RAW RECORDS:
--------------------

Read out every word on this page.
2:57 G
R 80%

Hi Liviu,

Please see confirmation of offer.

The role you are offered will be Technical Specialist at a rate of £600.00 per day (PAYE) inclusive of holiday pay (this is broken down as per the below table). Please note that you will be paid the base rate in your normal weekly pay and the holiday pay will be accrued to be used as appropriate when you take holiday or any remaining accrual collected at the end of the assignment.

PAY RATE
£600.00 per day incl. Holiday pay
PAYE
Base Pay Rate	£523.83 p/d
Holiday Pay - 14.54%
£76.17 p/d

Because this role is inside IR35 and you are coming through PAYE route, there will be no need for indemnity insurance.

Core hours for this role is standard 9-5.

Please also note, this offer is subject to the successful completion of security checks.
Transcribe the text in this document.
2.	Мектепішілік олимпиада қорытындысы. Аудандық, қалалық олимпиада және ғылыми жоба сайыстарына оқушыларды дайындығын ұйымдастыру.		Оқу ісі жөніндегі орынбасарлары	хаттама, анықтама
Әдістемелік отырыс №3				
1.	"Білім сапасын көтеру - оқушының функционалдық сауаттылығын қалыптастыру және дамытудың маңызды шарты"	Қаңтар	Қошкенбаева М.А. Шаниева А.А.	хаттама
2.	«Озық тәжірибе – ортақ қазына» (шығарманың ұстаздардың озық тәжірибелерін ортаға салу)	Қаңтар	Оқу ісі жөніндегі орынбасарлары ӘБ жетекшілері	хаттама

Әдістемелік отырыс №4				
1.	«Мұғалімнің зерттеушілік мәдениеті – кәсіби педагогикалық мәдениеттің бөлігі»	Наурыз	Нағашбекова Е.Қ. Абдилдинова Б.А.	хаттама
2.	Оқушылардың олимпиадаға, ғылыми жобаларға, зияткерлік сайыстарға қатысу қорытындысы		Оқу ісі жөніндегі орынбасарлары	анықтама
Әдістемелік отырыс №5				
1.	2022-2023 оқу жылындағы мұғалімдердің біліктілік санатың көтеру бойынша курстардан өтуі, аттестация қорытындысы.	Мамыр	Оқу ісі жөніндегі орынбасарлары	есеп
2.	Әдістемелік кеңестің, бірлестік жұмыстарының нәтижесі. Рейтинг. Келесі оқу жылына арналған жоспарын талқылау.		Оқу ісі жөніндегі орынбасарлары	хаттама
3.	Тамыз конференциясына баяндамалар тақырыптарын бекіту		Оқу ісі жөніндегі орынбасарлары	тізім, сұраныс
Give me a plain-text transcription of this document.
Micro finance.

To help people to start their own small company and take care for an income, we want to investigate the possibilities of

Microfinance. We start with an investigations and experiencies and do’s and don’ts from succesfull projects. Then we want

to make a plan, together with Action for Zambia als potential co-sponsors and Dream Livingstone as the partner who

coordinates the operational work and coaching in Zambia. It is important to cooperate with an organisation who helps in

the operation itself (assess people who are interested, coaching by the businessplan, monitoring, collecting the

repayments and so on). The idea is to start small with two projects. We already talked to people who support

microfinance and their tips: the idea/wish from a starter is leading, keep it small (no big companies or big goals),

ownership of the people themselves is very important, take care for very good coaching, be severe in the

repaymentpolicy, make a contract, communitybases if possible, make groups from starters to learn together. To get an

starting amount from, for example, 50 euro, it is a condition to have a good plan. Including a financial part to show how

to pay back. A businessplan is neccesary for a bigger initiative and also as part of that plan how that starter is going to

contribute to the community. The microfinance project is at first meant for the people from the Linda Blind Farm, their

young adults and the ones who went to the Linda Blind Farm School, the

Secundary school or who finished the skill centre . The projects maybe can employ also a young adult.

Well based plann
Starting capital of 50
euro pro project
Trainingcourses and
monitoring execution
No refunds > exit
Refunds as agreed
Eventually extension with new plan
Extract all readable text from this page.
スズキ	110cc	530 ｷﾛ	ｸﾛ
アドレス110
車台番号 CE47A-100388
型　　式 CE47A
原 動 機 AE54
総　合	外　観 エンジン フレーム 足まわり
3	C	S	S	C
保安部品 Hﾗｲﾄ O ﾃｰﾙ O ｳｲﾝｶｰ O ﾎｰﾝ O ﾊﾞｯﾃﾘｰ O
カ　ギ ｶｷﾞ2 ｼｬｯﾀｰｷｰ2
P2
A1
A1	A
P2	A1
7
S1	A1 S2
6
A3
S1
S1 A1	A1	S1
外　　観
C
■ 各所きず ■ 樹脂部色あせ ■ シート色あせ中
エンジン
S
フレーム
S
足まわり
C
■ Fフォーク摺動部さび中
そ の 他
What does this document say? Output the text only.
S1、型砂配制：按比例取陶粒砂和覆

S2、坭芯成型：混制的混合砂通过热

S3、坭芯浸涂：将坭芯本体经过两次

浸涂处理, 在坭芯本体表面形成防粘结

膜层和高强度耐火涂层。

--------------------

WHAT IS ASKED: Where a line above contains the word "people", copy that line.

SOLVED EXERCISE:
To help people to start their own small company and take care for an income, we want to investigate the possibilities of
the operation itself (assess people who are interested, coaching by the businessplan, monitoring, collecting the
repayments and so on). The idea is to start small with two projects. We already talked to people who support
ownership of the people themselves is very important, take care for very good coaching, be severe in the
contribute to the community. The microfinance project is at first meant for the people from the Linda Blind Farm, their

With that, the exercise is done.